[SOURCE RECORDS]:
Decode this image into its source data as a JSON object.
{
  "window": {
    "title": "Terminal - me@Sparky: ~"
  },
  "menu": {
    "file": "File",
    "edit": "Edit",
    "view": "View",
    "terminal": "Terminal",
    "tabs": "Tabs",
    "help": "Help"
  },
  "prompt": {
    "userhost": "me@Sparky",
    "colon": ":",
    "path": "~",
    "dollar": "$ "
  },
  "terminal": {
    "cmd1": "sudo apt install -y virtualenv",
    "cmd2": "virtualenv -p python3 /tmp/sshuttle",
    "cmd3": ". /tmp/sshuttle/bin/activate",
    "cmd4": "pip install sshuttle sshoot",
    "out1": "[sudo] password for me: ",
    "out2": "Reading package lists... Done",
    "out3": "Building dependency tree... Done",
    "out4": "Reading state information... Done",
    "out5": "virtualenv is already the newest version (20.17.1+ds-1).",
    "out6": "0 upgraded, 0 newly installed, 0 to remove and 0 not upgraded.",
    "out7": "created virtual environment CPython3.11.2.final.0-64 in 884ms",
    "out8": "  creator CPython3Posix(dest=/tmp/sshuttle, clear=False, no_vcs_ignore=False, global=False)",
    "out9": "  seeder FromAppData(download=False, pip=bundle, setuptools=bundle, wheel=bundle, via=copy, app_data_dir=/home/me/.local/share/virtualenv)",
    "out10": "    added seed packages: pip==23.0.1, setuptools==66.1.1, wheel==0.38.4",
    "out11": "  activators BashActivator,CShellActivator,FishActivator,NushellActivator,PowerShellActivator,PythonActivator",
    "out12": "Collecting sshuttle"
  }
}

[PROBLEM]: Write out the entries above word for word.

[SOLUTION TO THIS PROBLEM]:
Decode this image into its source data as a JSON object.
{
  "window": {
    "title": "Terminal - me@Sparky: ~"
  },
  "menu": {
    "file": "File",
    "edit": "Edit",
    "view": "View",
    "terminal": "Terminal",
    "tabs": "Tabs",
    "help": "Help"
  },
  "prompt": {
    "userhost": "me@Sparky",
    "colon": ":",
    "path": "~",
    "dollar": "$ "
  },
  "terminal": {
    "cmd1": "sudo apt install -y virtualenv",
    "cmd2": "virtualenv -p python3 /tmp/sshuttle",
    "cmd3": ". /tmp/sshuttle/bin/activate",
    "cmd4": "pip install sshuttle sshoot",
    "out1": "[sudo] password for me: ",
    "out2": "Reading package lists... Done",
    "out3": "Building dependency tree... Done",
    "out4": "Reading state information... Done",
    "out5": "virtualenv is already the newest version (20.17.1+ds-1).",
    "out6": "0 upgraded, 0 newly installed, 0 to remove and 0 not upgraded.",
    "out7": "created virtual environment CPython3.11.2.final.0-64 in 884ms",
    "out8": "  creator CPython3Posix(dest=/tmp/sshuttle, clear=False, no_vcs_ignore=False, global=False)",
    "out9": "  seeder FromAppData(download=False, pip=bundle, setuptools=bundle, wheel=bundle, via=copy, app_data_dir=/home/me/.local/share/virtualenv)",
    "out10": "    added seed packages: pip==23.0.1, setuptools==66.1.1, wheel==0.38.4",
    "out11": "  activators BashActivator,CShellActivator,FishActivator,NushellActivator,PowerShellActivator,PythonActivator",
    "out12": "Collecting sshuttle"
  }
}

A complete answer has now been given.